--- BEGIN Records shown ---

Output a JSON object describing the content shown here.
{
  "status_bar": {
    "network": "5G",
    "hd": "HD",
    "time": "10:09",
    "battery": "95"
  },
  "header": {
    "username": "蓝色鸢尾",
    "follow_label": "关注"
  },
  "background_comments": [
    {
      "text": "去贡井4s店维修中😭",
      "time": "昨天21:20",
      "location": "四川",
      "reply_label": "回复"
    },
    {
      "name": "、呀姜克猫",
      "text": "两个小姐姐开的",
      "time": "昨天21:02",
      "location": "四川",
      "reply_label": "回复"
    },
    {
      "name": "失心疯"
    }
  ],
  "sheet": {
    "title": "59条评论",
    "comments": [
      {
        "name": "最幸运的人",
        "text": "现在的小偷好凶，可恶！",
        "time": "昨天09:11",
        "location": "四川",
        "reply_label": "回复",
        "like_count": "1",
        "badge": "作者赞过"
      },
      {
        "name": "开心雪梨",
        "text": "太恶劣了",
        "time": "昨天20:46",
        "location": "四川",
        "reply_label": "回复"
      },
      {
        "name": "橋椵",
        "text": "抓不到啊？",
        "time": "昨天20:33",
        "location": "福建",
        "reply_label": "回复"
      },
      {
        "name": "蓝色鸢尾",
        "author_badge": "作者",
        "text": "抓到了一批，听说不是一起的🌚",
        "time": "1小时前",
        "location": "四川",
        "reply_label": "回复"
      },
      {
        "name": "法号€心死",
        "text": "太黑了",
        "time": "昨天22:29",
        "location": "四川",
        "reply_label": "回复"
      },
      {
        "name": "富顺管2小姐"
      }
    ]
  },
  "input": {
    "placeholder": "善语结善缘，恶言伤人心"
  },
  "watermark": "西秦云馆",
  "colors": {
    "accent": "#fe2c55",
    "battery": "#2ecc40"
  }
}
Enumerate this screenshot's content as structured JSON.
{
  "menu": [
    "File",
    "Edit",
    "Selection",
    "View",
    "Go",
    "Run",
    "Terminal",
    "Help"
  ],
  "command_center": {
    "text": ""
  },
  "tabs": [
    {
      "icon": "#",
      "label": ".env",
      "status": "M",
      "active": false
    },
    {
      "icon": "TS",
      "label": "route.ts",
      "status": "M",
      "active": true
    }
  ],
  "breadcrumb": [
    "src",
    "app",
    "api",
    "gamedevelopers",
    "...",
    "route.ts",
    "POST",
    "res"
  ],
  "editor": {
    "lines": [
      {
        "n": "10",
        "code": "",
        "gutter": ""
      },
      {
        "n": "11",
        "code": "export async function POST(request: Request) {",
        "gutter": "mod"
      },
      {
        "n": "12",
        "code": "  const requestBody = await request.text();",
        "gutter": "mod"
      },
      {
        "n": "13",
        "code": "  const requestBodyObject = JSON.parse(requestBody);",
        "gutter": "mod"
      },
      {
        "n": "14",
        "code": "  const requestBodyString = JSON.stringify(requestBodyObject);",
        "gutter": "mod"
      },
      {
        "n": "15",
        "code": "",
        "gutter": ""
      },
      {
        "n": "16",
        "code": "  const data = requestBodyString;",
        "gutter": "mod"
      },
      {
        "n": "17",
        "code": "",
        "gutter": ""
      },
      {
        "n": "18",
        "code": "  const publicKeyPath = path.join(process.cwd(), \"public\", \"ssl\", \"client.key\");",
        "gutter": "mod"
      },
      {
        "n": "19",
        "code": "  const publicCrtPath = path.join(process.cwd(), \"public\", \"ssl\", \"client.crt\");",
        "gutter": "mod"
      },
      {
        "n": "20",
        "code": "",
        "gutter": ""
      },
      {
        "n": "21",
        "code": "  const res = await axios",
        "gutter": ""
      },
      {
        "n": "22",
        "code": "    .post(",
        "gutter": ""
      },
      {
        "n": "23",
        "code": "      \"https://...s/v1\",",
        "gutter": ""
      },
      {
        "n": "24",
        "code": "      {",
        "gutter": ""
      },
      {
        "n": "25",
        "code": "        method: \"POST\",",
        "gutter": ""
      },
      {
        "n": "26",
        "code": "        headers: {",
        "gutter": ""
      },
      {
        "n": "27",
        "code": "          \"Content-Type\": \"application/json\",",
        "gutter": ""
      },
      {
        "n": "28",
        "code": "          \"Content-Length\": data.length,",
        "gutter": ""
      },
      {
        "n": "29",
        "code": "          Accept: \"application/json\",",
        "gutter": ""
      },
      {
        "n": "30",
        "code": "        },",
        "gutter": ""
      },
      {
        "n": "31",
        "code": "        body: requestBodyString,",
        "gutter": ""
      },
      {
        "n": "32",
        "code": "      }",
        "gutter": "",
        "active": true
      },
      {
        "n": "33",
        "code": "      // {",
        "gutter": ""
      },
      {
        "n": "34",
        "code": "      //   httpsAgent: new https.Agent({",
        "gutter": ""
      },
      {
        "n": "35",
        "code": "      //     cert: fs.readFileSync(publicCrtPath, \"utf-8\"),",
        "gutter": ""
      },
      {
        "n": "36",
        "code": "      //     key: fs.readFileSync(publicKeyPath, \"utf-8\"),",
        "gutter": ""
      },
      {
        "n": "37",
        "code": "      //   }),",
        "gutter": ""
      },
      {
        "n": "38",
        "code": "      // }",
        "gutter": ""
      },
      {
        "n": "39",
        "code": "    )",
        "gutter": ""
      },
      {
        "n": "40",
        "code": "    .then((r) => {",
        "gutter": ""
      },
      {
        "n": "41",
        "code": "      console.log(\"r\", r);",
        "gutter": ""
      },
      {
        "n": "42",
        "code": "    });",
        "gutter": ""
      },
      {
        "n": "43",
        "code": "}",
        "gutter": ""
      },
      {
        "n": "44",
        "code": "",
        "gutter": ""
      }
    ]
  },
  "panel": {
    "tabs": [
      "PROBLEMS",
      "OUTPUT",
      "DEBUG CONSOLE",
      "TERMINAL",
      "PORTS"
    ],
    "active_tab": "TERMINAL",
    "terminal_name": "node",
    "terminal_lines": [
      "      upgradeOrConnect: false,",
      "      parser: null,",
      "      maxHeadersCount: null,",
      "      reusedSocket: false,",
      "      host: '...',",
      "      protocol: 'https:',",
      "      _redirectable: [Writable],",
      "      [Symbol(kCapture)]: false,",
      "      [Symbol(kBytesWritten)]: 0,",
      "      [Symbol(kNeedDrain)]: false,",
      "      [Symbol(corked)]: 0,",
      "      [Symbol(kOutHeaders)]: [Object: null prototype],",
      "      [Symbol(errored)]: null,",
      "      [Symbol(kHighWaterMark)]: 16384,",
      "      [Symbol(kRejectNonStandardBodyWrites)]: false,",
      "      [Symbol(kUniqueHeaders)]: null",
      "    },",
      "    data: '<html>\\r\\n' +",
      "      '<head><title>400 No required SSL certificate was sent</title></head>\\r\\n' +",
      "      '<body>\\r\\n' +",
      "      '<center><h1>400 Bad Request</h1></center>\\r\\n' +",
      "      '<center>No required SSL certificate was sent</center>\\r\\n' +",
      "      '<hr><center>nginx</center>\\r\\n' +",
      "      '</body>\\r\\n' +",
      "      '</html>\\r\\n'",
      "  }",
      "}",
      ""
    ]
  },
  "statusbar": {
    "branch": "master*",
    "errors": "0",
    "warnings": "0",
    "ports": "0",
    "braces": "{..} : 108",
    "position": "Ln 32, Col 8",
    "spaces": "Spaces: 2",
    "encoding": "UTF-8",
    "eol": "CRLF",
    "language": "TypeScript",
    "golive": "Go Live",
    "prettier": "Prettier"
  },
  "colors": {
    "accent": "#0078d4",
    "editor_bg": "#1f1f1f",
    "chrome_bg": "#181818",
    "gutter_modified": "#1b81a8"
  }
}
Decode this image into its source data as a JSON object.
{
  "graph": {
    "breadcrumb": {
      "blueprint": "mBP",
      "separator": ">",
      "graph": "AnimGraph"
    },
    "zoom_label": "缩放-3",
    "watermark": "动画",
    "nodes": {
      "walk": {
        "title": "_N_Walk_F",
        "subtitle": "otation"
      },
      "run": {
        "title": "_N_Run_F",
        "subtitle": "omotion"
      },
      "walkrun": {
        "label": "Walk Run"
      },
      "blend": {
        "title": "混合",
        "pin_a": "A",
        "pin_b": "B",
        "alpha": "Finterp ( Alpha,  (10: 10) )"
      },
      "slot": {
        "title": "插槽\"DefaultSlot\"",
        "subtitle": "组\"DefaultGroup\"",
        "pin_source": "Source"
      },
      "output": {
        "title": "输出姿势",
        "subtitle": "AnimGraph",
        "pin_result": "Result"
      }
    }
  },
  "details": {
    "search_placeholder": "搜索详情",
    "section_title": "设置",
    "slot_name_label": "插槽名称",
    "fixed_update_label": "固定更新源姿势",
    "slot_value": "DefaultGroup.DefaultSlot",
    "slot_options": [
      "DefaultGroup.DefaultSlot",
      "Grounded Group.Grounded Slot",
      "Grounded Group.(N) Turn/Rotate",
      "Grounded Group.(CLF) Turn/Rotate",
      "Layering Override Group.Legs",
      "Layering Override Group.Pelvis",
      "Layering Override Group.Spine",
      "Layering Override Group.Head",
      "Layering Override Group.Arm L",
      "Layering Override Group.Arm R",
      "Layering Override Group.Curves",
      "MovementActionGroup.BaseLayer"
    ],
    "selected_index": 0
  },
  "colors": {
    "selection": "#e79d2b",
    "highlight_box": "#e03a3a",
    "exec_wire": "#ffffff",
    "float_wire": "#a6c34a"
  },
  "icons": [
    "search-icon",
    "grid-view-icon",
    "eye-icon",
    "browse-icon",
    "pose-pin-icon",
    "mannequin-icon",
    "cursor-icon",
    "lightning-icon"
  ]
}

--- END Records shown ---

**Exercise description**: Copy out all lines above that include the string "AnimGraph".

**Response to the exercise**:
      "graph": "AnimGraph"
        "subtitle": "AnimGraph",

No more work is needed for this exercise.